- City: San Antonio, Texas
- League: American Hockey League
- Conference: Western
- Division: Central
- Founded: 1971
- Operated: 2002–2020
- Home arena: AT&T Center
- Colors: Black, dark gray, silver, white
- Owner: Spurs Sports & Entertainment
- Affiliates: Florida Panthers (2002–2005, 2011–2015) Phoenix Coyotes (2005–2011) Colorado Avalanche (2015–2018) St. Louis Blues (2018–2020)

Franchise history
- 1971–1972: Tidewater Wings
- 1972–1975: Virginia Wings
- 1979–1999: Adirondack Red Wings
- 2002–2020: San Antonio Rampage
- 2020–present: Henderson Silver Knights

Championships
- Division titles: 1 (2014–15)

= San Antonio Rampage =

Ice hockey team

The San Antonio Rampage were a professional ice hockey team in the American Hockey League based in San Antonio, Texas. The Rampage was primarily owned by Spurs Sports & Entertainment throughout the team's existence. In 2020, the franchise was sold to the Vegas Golden Knights and relocated as the Henderson Silver Knights.

==History==
In 2000, construction began on the SBC Center, located next to the Freeman Coliseum, home of the Central Hockey League's San Antonio Iguanas. Partnering with the Florida Panthers, the Spurs bought the dormant Adirondack Red Wings franchise and moved it to San Antonio. Following the acquisition of an AHL franchise, local investment for the Iguanas quickly dissipated, and the CHL franchise folded. Originally, the team was to be named the San Antonio Stampede. However, when a local semipro football team objected, the name was changed to the Rampage.

On June 30, 2005, Spurs Sports & Entertainment purchased the Panthers' interest in the franchise, assuming sole ownership of the AHL club. They also entered a multi-year affiliation agreement with the Phoenix Coyotes. On September 7, 2006, the Rampage unveiled their new uniforms with the official colors now being black, white and silver (the same motif used by the Spurs, as well as other Spurs-owned teams). While the primary and secondary logos remain the same, the crest of the jerseys now displayed just the bull's head.

On April 11, 2007, the Coyotes announced that they had fired Rampage general manager Laurence Gilman, who had been with the Coyotes organization for 13 years. On November 23, 2009, the Phoenix Coyotes fired Greg Ireland. He was replaced by assistant coach Ray Edwards; Mike Pelino was named assistant coach. Ray Edwards was officially named head coach of the San Antonio Rampage prior to the 2010–11 season.

After the 2010–11 AHL season, the Coyotes came to an agreement with the Portland Pirates to be their new AHL affiliate, and San Antonio became Florida's top affiliate for a second time.
■ ■ ■ ■
### Assignment 1
Summarize the San Antonio Rampage article in two sentences.
### Assignment 2
Answer these from the San Antonio Rampage article:
(a) What was the team originally going to be named?
(b) On what date did Spurs Sports & Entertainment purchase the Panthers' interest in the franchise?
(c) Who replaced Greg Ireland after the Coyotes fired him?
### Assignment 3
Please continue the San Antonio Rampage article from the point where it ends.
None of this work depends on the listing.
■ ■ ■ ■
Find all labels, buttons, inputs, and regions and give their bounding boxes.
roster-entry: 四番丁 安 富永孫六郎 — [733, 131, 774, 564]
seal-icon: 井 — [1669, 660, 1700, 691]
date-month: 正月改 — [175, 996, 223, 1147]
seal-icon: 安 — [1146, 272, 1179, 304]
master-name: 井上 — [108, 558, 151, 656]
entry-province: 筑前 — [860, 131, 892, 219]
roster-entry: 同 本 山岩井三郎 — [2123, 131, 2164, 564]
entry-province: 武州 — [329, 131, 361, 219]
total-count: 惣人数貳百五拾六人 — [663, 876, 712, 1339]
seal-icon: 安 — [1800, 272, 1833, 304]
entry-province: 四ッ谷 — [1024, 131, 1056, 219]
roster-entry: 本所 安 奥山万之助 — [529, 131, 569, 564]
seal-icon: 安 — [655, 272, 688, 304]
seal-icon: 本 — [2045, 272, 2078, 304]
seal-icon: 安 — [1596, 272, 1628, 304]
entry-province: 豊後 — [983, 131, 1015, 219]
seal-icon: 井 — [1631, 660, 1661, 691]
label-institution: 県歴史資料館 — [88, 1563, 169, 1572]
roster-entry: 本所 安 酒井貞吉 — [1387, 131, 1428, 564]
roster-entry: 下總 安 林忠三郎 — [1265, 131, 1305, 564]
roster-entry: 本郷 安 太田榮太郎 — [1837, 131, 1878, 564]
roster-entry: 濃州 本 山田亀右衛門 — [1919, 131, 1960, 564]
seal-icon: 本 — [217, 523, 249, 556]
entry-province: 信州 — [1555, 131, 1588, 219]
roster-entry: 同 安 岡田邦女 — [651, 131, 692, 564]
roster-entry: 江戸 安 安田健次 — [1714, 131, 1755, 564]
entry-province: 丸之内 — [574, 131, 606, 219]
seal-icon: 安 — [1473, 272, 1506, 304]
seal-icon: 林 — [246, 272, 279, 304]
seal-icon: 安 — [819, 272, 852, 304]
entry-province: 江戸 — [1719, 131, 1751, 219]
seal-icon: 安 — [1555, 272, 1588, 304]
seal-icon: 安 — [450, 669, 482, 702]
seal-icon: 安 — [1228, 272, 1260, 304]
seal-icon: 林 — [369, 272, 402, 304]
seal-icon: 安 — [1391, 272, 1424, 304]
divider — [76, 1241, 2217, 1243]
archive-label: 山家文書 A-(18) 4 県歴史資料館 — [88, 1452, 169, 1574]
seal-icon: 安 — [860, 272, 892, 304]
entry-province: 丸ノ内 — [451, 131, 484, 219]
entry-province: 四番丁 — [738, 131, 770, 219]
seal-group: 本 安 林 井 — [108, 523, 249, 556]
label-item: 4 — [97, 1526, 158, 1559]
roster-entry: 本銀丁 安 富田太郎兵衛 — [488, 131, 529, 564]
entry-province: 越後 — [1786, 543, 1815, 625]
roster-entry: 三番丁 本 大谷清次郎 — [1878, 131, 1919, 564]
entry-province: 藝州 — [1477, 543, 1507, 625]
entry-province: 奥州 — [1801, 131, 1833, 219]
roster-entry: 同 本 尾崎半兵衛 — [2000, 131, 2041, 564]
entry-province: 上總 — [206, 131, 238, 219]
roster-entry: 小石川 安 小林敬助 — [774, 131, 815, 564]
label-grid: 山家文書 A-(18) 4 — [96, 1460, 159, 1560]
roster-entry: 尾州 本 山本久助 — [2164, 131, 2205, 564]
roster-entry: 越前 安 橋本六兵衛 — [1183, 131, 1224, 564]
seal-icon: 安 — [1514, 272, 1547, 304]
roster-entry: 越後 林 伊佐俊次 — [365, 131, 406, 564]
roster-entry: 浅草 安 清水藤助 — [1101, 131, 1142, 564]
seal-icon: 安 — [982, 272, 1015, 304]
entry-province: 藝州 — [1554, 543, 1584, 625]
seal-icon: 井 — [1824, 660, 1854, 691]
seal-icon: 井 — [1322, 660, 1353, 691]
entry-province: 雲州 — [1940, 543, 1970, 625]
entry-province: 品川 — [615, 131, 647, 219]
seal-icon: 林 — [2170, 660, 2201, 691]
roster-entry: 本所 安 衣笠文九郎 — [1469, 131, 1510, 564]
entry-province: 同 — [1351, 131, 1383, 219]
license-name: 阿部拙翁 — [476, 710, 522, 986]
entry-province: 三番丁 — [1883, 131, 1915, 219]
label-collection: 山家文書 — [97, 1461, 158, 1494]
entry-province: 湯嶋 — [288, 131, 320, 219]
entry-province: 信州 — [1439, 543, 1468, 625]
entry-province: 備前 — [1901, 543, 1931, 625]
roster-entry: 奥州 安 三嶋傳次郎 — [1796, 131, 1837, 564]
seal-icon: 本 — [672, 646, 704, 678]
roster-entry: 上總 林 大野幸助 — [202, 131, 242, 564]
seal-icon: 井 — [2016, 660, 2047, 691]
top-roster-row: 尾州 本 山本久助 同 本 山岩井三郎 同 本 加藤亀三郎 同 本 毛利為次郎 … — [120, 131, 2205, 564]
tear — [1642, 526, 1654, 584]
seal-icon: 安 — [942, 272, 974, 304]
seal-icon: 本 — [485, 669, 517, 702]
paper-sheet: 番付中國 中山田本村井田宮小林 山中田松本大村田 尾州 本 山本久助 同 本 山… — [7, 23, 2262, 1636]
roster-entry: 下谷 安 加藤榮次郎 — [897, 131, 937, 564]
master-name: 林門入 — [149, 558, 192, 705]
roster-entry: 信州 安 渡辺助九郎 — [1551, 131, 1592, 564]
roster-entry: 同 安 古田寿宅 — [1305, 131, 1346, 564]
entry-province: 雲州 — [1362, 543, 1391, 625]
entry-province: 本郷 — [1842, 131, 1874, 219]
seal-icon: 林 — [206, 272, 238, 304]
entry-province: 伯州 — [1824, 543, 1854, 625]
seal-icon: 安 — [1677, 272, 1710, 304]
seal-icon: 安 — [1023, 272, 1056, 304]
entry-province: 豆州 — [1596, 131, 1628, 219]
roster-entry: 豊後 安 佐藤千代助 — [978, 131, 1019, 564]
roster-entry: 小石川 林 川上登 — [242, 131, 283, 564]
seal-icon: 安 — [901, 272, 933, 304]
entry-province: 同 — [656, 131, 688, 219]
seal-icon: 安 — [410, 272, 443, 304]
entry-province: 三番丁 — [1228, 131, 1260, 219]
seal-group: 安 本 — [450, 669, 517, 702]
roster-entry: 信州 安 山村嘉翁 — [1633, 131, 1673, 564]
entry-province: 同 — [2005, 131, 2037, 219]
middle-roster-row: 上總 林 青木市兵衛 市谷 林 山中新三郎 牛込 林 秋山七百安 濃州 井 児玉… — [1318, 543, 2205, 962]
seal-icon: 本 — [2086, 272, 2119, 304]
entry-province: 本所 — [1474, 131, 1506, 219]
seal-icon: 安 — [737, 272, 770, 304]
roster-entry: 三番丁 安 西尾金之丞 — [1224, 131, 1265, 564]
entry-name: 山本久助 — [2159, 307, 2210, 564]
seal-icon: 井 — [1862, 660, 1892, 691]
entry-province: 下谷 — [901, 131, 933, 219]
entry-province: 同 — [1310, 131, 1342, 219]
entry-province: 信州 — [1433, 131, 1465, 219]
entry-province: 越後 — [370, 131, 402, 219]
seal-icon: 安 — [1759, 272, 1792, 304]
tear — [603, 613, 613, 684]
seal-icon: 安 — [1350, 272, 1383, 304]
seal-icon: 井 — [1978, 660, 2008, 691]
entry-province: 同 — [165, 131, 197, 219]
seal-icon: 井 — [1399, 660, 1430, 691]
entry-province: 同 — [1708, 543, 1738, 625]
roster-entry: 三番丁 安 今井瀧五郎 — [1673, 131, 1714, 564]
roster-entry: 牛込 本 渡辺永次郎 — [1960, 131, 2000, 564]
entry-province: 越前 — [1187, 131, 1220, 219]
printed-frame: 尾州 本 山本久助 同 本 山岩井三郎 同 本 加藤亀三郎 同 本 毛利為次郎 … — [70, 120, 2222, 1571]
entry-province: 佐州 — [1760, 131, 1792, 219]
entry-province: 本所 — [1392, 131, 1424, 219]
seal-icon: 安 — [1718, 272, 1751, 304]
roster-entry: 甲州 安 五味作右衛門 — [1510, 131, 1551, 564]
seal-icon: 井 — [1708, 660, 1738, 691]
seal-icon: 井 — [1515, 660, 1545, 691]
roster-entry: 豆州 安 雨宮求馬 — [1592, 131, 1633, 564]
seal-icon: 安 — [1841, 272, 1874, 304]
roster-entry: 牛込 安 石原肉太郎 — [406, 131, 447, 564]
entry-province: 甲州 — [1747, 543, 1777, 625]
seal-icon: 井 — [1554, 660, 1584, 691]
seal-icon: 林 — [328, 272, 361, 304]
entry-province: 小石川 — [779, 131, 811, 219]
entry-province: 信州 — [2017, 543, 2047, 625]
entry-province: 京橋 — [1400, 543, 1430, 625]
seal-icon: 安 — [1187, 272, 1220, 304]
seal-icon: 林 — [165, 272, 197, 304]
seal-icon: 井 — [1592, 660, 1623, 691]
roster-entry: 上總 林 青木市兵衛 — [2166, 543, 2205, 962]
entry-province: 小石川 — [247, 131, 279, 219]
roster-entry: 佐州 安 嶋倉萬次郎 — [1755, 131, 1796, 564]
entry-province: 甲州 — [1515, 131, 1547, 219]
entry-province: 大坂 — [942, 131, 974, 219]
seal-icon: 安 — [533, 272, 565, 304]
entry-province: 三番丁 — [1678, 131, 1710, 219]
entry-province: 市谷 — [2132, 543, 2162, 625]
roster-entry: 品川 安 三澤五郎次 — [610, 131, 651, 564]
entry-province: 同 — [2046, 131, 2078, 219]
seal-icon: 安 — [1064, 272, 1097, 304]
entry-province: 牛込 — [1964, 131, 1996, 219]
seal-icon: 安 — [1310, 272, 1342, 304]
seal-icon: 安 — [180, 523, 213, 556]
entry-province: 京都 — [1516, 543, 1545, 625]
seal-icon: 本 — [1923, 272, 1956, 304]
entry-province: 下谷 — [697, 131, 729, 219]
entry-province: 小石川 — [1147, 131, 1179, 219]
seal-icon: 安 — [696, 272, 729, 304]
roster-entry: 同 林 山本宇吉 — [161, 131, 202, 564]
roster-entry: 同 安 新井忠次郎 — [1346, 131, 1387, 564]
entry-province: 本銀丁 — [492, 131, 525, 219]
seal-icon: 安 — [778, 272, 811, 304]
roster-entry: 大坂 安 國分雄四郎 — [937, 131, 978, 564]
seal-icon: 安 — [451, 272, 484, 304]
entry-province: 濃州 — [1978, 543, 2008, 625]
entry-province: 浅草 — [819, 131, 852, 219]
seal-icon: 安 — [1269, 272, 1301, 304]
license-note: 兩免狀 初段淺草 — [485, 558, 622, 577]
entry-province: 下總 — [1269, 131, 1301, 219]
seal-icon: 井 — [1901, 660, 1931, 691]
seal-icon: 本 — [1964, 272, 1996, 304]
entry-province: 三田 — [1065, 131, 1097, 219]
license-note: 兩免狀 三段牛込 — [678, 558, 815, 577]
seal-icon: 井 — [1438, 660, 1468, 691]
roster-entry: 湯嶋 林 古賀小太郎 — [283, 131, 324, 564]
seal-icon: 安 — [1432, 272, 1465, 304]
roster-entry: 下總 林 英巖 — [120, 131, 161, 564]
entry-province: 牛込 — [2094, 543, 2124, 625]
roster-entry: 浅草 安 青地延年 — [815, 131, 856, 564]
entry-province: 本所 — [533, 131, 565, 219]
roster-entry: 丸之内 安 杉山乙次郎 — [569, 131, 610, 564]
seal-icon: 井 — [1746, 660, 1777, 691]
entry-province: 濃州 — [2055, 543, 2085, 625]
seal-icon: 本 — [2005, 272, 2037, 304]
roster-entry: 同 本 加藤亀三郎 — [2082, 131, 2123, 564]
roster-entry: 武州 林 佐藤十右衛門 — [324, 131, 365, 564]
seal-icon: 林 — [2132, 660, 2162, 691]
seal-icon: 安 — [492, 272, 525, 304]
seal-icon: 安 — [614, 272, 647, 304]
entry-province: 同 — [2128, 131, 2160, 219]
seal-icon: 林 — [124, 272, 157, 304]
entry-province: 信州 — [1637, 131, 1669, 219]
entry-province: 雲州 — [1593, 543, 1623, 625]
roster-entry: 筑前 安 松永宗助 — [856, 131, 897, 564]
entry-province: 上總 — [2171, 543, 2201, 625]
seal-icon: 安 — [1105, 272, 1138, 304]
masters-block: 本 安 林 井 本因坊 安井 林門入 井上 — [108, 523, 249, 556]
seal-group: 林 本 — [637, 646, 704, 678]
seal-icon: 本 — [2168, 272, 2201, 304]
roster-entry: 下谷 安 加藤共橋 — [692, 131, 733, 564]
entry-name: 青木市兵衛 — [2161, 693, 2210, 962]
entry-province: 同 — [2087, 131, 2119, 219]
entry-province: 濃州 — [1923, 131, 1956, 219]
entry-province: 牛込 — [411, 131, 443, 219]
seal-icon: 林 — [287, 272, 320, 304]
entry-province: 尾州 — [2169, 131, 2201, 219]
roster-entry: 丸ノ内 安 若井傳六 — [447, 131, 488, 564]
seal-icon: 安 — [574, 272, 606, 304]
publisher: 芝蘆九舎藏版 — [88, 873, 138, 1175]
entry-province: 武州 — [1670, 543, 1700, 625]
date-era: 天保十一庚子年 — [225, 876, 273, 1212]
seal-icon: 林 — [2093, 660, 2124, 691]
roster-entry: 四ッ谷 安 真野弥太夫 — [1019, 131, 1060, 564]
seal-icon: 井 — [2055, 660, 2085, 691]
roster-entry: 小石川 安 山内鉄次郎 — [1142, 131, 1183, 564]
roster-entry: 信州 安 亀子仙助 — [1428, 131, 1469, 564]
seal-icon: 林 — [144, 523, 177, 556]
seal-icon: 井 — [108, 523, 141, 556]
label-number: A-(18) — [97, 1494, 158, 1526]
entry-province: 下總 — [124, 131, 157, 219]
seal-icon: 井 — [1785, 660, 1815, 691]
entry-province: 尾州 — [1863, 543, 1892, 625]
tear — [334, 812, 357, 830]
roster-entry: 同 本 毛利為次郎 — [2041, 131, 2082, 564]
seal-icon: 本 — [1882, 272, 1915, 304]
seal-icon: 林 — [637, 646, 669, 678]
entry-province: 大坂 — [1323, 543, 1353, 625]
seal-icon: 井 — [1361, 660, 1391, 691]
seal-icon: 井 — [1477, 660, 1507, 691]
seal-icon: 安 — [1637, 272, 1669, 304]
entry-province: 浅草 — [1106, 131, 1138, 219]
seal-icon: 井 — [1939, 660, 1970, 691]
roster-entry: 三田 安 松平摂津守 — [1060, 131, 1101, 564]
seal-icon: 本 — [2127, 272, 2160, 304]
■ ■ ■ ■
### Output 1
The San Antonio Rampage were an American Hockey League team based in San Antonio, Texas, owned primarily by Spurs Sports & Entertainment, which in partnership with the Florida Panthers had bought the dormant Adirondack Red Wings franchise and moved it to the city. The team was affiliated over the years with the Panthers, the Phoenix Coyotes, the Colorado Avalanche and the St. Louis Blues, and in 2020 the franchise was sold to the Vegas Golden Knights and relocated as the Henderson Silver Knights.

### Output 2
(a) The San Antonio Stampede
(b) June 30, 2005
(c) Assistant coach Ray Edwards

### Output 3
In the 2011–12 season, the Rampage finished with a record of 41–30–3–2, good for 87 points to qualify for the sixth playoff seed in the Western Conference. They faced the third-seeded Chicago Wolves in the first round, taking Game 1 and Game 2 at home to take a 2–0 series lead in the best-of-five series. They then lost to the Wolves in Games 3 and 4 in Chicago, leading to a Game 5. In Game 5, the Rampage took a 2–0 lead, but the Wolves rallied to tie the game, sending it into overtime. After 25 minutes of overtime, San Antonio winger Bill Thomas passed to center Jon Matsumoto, feeding defenceman Roman Derlyuk to score the series winning goal on his belly to secure the first series win in franchise history for the Rampage. The goal is known to many fans as the Goal Heard Round the Alamo, and is considered the most important in Rampage history.

On March 18, 2015, the Florida Panthers announced they had entered into an affiliation agreement with the Portland Pirates to begin in the 2015–16 season, thus ending the Panthers' second term as San Antonio's NHL affiliate. On April 17, 2015, it was announced that the Rampage had come to a five-year affiliation agreement with the Colorado Avalanche.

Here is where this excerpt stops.